* [TASK TO CARRY OUT]:
Look for the string "filter" in every line, and copy each line that has it.

* [LISTING]:
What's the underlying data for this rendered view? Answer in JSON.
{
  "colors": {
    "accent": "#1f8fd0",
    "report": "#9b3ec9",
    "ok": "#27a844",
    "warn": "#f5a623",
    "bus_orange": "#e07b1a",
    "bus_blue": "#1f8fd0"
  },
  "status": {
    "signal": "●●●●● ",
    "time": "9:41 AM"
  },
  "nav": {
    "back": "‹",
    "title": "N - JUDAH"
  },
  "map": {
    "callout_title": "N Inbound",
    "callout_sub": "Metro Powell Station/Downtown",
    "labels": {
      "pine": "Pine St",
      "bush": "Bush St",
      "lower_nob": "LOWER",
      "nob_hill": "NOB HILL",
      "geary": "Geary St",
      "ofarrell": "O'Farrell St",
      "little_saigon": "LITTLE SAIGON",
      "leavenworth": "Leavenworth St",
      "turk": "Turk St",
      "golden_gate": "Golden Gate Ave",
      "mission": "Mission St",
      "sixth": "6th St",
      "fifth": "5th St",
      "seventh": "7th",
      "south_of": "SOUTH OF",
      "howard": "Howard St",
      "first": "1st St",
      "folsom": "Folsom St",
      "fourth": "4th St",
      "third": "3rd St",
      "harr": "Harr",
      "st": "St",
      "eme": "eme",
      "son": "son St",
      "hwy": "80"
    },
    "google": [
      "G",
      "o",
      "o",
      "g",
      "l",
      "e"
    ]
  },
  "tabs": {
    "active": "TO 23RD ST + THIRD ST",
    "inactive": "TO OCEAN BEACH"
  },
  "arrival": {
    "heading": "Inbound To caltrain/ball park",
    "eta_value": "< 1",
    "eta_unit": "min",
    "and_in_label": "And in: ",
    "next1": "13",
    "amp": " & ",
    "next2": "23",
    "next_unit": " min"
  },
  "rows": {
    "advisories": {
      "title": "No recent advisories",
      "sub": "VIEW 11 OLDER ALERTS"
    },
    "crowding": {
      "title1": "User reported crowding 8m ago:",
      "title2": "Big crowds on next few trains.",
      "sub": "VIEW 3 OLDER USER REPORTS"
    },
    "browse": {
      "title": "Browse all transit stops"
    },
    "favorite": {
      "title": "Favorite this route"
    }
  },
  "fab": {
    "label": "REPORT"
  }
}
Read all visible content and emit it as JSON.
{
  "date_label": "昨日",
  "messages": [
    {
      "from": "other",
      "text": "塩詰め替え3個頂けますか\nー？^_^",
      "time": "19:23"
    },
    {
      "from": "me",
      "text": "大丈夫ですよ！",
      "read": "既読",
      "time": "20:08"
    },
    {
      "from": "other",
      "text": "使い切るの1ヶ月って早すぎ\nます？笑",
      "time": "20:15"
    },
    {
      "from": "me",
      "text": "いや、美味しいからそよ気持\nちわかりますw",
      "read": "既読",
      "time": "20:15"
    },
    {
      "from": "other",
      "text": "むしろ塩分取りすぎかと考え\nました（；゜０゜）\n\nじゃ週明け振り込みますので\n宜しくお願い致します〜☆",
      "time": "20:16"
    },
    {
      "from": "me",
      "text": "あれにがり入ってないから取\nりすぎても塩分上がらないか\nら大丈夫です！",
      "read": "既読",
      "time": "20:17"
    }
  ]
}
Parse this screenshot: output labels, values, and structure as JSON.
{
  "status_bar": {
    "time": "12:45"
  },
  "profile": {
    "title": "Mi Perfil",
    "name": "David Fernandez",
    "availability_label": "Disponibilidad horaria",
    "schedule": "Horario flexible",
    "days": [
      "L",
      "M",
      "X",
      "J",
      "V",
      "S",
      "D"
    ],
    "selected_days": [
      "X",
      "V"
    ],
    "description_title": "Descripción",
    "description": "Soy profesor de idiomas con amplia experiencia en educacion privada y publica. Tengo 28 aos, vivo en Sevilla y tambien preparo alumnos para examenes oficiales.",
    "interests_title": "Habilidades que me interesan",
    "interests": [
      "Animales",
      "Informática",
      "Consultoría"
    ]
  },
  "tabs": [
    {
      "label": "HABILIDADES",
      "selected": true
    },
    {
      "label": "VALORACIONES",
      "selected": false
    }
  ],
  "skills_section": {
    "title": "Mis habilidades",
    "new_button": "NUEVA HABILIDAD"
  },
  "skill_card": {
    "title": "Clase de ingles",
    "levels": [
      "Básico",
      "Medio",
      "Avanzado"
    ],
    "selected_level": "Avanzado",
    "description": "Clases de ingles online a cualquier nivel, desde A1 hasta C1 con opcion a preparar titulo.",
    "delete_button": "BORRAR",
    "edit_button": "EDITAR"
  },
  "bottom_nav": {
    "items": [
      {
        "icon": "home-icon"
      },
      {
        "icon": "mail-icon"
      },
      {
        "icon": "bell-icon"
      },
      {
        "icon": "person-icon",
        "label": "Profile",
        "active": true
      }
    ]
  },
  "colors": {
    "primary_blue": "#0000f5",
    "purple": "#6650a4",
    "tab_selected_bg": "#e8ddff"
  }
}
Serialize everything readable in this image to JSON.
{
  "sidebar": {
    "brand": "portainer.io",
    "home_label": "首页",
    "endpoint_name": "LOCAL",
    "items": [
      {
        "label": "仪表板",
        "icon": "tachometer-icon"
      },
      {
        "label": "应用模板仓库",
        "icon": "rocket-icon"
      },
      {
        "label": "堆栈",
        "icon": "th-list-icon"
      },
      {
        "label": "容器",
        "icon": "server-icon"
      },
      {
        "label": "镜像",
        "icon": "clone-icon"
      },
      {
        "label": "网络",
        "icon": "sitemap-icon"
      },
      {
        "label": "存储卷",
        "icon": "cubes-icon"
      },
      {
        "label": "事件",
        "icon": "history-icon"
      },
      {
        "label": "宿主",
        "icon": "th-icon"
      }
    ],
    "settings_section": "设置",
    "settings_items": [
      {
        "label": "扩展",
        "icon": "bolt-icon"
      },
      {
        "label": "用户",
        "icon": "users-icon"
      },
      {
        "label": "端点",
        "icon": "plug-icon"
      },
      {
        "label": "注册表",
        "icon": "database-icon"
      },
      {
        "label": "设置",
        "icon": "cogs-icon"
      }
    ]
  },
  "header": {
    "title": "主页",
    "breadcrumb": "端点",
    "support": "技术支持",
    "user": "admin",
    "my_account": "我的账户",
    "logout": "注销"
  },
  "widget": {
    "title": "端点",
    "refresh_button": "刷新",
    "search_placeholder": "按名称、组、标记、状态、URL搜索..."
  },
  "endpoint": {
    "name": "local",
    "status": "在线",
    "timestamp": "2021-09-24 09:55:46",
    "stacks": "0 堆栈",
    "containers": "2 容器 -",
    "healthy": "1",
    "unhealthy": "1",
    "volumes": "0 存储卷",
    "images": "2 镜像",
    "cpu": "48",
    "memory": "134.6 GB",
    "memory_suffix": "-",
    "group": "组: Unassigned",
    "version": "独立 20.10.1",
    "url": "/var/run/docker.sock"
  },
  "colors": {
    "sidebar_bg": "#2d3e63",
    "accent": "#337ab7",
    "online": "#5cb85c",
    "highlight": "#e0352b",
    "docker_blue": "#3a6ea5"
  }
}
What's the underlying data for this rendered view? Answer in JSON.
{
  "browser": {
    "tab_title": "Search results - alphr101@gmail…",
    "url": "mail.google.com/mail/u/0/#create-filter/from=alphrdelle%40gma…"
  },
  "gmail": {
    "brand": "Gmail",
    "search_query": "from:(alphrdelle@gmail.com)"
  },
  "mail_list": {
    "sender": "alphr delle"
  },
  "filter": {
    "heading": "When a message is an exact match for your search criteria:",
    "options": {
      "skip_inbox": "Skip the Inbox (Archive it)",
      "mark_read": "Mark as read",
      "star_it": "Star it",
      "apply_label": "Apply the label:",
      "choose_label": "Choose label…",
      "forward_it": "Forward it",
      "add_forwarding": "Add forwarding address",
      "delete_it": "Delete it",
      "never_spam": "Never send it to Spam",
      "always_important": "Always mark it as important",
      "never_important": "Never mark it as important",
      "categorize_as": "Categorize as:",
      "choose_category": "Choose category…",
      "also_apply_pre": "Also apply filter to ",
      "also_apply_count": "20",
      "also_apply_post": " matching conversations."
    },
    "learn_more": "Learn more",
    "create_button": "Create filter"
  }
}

* [THE ANSWER]:
    "url": "mail.google.com/mail/u/0/#create-filter/from=alphrdelle%40gma…"
  "filter": {
      "also_apply_pre": "Also apply filter to ",
    "create_button": "Create filter"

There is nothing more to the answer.